- _What this task involves_: Among the entries, find the lines with the string "Kasernement" and report them.

--- --- ---

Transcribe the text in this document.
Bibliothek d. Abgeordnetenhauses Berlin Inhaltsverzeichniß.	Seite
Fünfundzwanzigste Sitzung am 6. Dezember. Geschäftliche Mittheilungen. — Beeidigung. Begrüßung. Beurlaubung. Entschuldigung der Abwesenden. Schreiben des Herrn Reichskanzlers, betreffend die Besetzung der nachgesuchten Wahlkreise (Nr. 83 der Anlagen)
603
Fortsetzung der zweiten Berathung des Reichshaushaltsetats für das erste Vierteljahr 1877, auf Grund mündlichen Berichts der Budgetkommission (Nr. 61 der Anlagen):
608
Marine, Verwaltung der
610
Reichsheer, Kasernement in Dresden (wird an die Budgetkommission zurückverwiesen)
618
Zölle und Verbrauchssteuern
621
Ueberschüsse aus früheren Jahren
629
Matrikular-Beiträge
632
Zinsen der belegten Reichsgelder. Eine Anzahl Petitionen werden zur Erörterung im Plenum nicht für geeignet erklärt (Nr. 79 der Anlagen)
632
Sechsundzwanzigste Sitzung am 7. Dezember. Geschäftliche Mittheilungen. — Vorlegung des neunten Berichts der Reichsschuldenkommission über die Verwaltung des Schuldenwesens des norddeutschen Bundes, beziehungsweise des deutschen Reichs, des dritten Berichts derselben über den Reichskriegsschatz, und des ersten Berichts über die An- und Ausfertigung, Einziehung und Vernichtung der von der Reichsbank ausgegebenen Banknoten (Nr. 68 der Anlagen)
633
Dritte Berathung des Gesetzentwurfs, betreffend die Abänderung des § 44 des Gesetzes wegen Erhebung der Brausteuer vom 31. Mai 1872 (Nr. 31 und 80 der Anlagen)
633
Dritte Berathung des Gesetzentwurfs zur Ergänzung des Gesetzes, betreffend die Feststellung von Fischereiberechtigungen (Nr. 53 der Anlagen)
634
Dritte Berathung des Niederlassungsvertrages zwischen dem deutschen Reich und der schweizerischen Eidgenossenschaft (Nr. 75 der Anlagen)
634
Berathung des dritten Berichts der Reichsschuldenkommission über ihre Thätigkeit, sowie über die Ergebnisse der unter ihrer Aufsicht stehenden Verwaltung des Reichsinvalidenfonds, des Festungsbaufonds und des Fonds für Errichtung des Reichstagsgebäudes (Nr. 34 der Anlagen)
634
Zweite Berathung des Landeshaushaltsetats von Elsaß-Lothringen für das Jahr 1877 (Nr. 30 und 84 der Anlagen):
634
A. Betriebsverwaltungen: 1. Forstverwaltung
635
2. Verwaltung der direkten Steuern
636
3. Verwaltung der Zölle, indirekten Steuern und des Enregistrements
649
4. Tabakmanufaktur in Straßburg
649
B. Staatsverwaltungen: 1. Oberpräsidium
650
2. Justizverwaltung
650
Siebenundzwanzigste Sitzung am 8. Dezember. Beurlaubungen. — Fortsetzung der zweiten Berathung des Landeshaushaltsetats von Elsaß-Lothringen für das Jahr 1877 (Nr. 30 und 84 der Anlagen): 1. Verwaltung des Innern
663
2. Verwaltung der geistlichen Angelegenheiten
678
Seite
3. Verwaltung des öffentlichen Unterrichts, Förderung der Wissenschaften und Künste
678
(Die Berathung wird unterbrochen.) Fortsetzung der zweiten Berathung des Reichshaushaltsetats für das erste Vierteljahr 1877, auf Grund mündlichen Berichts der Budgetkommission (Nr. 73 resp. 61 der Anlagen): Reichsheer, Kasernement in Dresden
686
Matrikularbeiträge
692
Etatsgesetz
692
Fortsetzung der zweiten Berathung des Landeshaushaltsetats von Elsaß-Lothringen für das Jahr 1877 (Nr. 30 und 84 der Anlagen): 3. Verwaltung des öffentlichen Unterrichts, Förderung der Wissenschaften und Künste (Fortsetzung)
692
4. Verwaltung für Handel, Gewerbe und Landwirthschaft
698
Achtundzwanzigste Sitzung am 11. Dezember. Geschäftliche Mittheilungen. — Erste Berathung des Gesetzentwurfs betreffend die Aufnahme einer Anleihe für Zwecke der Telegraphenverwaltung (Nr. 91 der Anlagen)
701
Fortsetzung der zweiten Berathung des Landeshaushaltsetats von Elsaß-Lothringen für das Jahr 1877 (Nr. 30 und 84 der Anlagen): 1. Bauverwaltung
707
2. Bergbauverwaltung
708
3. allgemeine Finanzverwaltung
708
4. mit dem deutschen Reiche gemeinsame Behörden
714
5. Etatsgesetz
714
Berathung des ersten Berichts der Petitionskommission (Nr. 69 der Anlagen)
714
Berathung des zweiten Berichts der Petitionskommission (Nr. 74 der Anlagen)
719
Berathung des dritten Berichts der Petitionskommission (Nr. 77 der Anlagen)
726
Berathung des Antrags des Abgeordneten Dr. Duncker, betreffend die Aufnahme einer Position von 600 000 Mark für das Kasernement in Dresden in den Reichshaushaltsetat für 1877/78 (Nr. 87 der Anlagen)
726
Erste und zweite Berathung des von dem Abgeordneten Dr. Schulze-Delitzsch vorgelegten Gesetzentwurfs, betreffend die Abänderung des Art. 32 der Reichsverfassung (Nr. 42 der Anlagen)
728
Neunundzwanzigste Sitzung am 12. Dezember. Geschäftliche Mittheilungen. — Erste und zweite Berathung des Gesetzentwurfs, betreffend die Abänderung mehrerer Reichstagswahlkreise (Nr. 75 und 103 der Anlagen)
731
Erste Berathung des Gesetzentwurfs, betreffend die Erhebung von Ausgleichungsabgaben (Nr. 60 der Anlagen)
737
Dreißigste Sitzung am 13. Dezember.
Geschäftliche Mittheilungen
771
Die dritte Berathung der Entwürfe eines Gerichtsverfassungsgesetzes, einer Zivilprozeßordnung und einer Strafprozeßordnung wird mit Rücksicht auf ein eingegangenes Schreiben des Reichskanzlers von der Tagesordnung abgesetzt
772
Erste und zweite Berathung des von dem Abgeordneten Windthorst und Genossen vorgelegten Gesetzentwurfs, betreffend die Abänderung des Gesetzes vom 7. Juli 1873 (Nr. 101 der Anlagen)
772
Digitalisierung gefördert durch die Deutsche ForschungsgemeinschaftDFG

--- --- ---

- _Exercise answer_:
Reichsheer, Kasernement in Dresden (wird an die Budgetkommission zurückverwiesen)
(Die Berathung wird unterbrochen.) Fortsetzung der zweiten Berathung des Reichshaushaltsetats für das erste Vierteljahr 1877, auf Grund mündlichen Berichts der Budgetkommission (Nr. 73 resp. 61 der Anlagen): Reichsheer, Kasernement in Dresden
Berathung des Antrags des Abgeordneten Dr. Duncker, betreffend die Aufnahme einer Position von 600 000 Mark für das Kasernement in Dresden in den Reichshaushaltsetat für 1877/78 (Nr. 87 der Anlagen)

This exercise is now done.